##### Data to use #####
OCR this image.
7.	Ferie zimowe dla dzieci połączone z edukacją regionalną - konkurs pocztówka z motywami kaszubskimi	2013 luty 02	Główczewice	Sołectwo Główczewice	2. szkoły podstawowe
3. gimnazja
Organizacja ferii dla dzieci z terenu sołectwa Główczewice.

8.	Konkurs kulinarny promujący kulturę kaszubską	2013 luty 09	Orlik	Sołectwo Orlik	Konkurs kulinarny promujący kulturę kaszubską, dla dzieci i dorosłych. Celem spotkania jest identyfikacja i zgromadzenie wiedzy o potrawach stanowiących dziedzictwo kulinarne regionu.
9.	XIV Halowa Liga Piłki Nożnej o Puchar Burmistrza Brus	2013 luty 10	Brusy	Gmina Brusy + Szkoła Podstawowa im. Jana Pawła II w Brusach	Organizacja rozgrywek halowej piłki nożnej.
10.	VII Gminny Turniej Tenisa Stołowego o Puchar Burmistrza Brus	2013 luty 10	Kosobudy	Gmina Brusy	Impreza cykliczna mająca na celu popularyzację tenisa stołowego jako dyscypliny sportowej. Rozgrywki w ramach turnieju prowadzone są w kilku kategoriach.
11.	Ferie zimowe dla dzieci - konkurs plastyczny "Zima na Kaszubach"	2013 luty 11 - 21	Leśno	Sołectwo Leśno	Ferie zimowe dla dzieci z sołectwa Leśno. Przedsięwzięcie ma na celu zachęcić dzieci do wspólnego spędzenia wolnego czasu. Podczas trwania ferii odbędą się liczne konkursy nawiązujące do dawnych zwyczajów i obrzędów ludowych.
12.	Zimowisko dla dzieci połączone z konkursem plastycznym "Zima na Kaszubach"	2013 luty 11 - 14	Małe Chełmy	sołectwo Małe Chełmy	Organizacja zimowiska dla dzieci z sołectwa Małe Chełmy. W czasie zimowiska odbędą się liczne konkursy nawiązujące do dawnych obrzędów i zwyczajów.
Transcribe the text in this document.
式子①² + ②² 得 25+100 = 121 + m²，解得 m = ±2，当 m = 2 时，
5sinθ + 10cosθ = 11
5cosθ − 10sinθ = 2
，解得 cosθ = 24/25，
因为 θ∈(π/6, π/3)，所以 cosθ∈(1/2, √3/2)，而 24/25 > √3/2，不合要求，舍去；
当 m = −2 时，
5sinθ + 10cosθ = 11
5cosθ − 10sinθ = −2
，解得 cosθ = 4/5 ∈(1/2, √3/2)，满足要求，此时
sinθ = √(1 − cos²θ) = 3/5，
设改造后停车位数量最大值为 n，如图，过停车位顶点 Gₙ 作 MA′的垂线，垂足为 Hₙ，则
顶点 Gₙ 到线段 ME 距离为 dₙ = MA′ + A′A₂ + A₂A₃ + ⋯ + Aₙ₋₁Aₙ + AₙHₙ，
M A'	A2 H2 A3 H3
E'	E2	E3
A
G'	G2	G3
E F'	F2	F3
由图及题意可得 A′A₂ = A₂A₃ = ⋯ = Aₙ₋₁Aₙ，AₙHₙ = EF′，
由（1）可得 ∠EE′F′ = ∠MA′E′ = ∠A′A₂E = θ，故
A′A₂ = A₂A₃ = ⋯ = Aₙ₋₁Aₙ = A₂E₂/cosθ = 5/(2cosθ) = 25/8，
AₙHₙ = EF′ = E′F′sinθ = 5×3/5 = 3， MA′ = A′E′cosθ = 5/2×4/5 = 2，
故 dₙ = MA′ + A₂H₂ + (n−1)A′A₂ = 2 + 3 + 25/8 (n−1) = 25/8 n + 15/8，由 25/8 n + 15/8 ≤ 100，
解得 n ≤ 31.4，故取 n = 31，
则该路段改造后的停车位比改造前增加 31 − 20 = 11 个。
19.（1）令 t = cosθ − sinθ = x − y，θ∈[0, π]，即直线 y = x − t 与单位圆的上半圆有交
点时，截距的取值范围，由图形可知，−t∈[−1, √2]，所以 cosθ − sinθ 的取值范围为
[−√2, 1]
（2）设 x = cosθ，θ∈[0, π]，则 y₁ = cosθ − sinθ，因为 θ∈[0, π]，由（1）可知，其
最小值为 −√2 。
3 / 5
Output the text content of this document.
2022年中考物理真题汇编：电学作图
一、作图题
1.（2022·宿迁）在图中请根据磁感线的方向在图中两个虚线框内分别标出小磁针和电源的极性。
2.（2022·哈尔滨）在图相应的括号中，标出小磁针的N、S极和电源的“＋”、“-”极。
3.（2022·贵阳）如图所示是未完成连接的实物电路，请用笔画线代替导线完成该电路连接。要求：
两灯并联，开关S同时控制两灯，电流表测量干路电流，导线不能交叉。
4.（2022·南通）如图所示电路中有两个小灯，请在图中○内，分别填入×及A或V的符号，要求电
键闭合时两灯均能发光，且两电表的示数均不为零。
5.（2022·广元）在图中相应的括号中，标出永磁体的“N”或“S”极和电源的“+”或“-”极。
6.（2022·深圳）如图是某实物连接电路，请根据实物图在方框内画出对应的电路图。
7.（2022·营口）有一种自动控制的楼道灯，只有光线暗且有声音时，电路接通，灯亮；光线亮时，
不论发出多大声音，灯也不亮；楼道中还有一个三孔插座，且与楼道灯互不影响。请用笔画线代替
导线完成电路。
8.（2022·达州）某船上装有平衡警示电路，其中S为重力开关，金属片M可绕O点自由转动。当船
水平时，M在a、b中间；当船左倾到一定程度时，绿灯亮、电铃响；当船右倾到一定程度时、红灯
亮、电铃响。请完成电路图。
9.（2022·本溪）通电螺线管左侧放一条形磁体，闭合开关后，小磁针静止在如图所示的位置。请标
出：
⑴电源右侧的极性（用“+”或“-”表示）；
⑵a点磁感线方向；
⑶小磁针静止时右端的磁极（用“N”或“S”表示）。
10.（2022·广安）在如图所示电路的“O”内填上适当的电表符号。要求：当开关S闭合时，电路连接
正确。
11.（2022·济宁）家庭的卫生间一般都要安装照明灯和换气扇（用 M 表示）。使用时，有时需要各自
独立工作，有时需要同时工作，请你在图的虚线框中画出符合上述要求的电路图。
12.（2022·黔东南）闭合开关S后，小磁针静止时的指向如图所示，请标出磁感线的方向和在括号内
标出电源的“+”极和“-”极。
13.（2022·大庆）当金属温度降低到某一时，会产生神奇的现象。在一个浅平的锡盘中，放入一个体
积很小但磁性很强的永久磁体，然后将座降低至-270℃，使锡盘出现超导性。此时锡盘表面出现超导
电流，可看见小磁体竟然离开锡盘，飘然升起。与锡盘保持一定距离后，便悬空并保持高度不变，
#####
* [To do]
Give nothing but the number of lines containing the string "text".

* [Problem solution]
2